— Objective —
Work out how many lines of the records contain "Ticker". Answer with the number and nothing else.

---- Data entries

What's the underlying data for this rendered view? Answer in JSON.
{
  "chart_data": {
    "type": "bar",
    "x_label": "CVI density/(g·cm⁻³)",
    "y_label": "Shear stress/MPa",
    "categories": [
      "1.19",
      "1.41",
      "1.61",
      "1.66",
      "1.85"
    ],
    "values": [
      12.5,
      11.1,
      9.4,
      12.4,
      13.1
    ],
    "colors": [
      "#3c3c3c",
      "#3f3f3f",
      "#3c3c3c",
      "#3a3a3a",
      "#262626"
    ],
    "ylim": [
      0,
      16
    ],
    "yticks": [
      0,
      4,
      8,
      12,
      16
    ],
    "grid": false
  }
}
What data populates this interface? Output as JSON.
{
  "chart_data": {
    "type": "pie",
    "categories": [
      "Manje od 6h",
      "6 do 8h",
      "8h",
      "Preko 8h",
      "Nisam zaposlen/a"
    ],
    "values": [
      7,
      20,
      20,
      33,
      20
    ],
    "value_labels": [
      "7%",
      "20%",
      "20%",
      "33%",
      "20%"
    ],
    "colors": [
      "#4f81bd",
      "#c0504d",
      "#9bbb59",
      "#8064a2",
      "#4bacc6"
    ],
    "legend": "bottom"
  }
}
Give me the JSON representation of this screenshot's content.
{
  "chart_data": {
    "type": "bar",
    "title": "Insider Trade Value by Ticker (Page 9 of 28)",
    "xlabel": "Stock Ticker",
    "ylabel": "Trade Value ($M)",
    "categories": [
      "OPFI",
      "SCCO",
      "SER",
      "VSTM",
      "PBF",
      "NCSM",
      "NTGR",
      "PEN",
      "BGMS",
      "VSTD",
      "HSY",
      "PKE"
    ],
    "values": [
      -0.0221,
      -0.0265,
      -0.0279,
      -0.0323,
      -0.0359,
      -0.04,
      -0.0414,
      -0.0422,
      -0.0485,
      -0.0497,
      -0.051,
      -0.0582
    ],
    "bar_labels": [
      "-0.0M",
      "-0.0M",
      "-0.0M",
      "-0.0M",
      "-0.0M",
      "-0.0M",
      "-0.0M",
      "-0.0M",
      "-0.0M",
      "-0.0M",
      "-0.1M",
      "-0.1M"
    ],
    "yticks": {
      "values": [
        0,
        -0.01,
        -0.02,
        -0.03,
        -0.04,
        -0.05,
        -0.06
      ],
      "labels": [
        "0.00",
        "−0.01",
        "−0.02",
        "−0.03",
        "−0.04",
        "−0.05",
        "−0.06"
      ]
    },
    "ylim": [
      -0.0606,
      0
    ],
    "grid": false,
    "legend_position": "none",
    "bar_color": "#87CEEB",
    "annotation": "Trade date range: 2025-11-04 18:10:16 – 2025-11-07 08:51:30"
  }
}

--------

— Answer to the task —
2